What the task asks = Reproduce each line exactly, including spacing and punctuation.

Records provided =

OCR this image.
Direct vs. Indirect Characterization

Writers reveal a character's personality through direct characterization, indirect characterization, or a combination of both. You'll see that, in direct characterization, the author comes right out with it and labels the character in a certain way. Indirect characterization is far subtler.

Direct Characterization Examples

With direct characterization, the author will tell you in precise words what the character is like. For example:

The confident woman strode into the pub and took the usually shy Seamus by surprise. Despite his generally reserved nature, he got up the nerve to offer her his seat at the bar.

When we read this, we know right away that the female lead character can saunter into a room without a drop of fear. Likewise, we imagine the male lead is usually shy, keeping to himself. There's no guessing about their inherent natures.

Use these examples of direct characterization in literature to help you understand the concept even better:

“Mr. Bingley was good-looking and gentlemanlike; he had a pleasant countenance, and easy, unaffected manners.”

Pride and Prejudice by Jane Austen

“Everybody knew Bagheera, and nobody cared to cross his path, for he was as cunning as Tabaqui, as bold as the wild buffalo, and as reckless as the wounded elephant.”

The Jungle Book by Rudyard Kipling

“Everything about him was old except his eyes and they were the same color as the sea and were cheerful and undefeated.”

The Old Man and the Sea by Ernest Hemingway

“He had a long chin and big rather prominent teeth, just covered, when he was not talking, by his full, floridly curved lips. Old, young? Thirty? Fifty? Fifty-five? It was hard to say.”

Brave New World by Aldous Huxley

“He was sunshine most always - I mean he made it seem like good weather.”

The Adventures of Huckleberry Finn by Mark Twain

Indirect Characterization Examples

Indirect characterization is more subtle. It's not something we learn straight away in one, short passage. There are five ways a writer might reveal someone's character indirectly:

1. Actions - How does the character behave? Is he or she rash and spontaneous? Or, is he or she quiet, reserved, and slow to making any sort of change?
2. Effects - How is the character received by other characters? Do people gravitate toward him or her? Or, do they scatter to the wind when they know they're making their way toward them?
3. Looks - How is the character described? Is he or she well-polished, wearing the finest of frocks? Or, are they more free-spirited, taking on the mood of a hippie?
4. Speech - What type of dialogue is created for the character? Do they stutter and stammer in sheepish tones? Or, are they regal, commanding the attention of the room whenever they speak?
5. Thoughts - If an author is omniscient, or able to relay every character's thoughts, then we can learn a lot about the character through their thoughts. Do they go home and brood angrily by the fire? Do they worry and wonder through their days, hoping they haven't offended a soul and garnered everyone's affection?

In response =
OCR this image.
Direct vs. Indirect Characterization

Writers reveal a character's personality through direct characterization, indirect characterization, or a combination of both. You'll see that, in direct characterization, the author comes right out with it and labels the character in a certain way. Indirect characterization is far subtler.

Direct Characterization Examples

With direct characterization, the author will tell you in precise words what the character is like. For example:

The confident woman strode into the pub and took the usually shy Seamus by surprise. Despite his generally reserved nature, he got up the nerve to offer her his seat at the bar.

When we read this, we know right away that the female lead character can saunter into a room without a drop of fear. Likewise, we imagine the male lead is usually shy, keeping to himself. There's no guessing about their inherent natures.

Use these examples of direct characterization in literature to help you understand the concept even better:

“Mr. Bingley was good-looking and gentlemanlike; he had a pleasant countenance, and easy, unaffected manners.”

Pride and Prejudice by Jane Austen

“Everybody knew Bagheera, and nobody cared to cross his path, for he was as cunning as Tabaqui, as bold as the wild buffalo, and as reckless as the wounded elephant.”

The Jungle Book by Rudyard Kipling

“Everything about him was old except his eyes and they were the same color as the sea and were cheerful and undefeated.”

The Old Man and the Sea by Ernest Hemingway

“He had a long chin and big rather prominent teeth, just covered, when he was not talking, by his full, floridly curved lips. Old, young? Thirty? Fifty? Fifty-five? It was hard to say.”

Brave New World by Aldous Huxley

“He was sunshine most always - I mean he made it seem like good weather.”

The Adventures of Huckleberry Finn by Mark Twain

Indirect Characterization Examples

Indirect characterization is more subtle. It's not something we learn straight away in one, short passage. There are five ways a writer might reveal someone's character indirectly:

1. Actions - How does the character behave? Is he or she rash and spontaneous? Or, is he or she quiet, reserved, and slow to making any sort of change?
2. Effects - How is the character received by other characters? Do people gravitate toward him or her? Or, do they scatter to the wind when they know they're making their way toward them?
3. Looks - How is the character described? Is he or she well-polished, wearing the finest of frocks? Or, are they more free-spirited, taking on the mood of a hippie?
4. Speech - What type of dialogue is created for the character? Do they stutter and stammer in sheepish tones? Or, are they regal, commanding the attention of the room whenever they speak?
5. Thoughts - If an author is omniscient, or able to relay every character's thoughts, then we can learn a lot about the character through their thoughts. Do they go home and brood angrily by the fire? Do they worry and wonder through their days, hoping they haven't offended a soul and garnered everyone's affection?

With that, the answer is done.